### DATA SHOWN

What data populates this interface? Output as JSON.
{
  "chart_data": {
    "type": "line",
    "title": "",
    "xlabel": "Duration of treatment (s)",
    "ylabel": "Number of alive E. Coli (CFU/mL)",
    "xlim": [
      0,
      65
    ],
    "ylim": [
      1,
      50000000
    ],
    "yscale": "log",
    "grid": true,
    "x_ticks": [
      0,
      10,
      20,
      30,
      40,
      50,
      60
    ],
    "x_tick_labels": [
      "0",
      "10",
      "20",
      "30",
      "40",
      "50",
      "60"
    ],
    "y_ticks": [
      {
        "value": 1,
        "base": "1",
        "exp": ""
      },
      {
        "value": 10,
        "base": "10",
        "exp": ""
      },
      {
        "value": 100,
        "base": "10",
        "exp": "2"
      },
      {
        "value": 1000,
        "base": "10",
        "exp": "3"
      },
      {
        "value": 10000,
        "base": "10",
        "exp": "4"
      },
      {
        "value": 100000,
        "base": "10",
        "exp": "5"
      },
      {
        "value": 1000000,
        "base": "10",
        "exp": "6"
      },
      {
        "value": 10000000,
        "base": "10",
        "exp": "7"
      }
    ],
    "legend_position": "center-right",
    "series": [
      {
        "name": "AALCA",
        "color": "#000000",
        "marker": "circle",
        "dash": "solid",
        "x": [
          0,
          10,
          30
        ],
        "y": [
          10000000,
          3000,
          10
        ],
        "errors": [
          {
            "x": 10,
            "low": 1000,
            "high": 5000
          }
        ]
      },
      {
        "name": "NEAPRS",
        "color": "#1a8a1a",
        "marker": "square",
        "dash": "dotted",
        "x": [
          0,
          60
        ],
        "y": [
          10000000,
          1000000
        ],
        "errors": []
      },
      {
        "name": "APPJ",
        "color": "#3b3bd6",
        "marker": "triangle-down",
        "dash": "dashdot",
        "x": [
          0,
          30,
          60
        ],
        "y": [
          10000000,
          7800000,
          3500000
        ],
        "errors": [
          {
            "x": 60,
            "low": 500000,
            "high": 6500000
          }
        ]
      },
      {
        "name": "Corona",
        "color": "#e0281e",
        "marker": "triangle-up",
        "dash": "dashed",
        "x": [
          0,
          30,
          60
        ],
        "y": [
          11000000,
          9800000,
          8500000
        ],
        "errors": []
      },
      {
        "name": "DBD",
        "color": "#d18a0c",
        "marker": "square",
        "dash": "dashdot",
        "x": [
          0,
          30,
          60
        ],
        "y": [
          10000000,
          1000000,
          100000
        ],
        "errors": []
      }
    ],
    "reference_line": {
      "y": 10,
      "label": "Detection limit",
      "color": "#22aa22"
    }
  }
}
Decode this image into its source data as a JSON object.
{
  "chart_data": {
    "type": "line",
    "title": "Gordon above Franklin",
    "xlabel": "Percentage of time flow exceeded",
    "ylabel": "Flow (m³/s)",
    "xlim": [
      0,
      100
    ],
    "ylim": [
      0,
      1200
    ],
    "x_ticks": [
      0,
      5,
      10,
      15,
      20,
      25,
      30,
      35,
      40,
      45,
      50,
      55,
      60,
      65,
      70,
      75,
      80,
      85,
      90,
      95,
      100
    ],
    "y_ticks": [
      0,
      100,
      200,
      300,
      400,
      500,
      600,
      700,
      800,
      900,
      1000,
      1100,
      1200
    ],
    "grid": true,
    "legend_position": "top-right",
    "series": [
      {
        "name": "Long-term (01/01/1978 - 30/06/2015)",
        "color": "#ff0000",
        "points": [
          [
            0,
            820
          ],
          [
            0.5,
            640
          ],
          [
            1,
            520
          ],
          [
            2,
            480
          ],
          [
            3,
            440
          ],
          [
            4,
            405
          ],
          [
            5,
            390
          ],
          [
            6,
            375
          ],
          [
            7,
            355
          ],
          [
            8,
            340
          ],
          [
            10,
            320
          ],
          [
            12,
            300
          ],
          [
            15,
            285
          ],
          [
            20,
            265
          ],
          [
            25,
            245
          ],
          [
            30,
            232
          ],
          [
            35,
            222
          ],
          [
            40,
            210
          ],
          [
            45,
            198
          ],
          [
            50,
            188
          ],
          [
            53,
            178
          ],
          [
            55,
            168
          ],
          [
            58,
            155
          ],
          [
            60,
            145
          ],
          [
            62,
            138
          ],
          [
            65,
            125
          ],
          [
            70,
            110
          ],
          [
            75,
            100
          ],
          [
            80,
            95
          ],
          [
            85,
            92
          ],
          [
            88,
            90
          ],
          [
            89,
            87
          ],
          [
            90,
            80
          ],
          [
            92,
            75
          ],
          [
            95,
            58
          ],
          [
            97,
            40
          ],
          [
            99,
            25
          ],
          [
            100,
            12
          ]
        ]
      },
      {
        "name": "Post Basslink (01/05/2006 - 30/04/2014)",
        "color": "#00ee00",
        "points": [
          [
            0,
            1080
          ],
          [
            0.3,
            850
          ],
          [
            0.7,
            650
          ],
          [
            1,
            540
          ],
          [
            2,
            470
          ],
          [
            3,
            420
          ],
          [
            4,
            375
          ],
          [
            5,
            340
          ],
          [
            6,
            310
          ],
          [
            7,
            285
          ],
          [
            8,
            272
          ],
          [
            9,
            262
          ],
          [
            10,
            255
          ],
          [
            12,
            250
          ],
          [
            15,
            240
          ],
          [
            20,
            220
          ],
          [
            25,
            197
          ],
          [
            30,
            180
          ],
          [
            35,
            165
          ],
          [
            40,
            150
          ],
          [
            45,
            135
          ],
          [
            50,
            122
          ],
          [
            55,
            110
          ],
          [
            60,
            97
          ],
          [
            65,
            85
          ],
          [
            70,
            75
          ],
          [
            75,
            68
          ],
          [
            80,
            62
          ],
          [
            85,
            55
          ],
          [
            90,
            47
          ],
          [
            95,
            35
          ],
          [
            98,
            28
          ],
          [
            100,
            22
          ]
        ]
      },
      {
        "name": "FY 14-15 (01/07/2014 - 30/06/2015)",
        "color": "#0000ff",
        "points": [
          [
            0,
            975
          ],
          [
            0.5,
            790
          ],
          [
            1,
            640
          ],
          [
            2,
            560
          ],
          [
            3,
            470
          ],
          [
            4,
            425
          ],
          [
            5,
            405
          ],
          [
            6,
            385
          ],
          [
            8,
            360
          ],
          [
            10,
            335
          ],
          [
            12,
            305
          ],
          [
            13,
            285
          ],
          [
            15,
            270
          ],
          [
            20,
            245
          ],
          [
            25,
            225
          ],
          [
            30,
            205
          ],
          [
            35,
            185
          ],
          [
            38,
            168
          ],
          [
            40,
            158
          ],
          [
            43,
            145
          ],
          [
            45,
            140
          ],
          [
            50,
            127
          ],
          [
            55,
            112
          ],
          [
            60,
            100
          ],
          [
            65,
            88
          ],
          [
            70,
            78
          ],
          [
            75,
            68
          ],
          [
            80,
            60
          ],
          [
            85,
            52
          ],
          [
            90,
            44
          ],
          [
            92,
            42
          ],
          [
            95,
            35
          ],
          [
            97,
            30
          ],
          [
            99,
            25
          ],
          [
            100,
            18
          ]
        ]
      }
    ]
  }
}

### EXERCISE GOAL
What is the number of lines in the data above that include the word "name"? Answer with that number only.

### TASK RESULT
8